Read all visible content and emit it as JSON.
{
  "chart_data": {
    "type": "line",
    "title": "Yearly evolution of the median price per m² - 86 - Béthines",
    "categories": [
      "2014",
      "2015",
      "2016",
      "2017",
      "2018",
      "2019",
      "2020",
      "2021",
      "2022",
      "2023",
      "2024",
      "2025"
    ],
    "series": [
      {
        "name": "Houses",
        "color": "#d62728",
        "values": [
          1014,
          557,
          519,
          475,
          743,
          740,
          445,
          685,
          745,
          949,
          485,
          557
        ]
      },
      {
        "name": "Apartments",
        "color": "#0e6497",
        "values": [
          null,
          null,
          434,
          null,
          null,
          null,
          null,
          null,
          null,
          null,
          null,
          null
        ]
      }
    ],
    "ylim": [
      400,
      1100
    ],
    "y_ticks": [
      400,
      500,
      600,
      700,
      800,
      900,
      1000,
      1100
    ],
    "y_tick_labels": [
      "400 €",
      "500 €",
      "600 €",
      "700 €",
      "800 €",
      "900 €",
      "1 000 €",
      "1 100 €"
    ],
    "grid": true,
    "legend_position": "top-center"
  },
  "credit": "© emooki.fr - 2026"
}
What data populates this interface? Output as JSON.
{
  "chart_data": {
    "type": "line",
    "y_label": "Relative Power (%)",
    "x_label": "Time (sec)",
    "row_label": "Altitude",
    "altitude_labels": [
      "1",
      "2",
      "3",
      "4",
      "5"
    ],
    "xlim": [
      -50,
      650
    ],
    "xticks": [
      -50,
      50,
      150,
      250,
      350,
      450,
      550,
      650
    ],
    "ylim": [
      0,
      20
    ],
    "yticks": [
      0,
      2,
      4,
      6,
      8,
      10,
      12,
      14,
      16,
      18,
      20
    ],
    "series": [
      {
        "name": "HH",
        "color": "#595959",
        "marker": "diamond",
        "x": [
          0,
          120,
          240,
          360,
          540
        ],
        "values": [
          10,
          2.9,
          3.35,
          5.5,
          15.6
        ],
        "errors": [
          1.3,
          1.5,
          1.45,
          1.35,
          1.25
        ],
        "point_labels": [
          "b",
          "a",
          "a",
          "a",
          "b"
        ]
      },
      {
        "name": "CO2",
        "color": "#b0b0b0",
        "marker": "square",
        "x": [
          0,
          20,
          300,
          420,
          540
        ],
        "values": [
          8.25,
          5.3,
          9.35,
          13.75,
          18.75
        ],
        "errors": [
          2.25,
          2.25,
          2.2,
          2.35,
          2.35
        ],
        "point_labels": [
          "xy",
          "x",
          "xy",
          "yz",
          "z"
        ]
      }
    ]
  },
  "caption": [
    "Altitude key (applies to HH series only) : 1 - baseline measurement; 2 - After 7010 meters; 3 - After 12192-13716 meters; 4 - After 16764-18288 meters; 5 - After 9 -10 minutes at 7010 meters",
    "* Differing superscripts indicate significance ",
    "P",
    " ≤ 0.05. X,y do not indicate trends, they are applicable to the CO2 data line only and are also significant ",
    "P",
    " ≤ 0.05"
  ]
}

WRITTEN PROBLEM: In the entries above, find lines with "JSON" and copy each.

PROBLEM SOLUTION:
Read all visible content and emit it as JSON.
What data populates this interface? Output as JSON.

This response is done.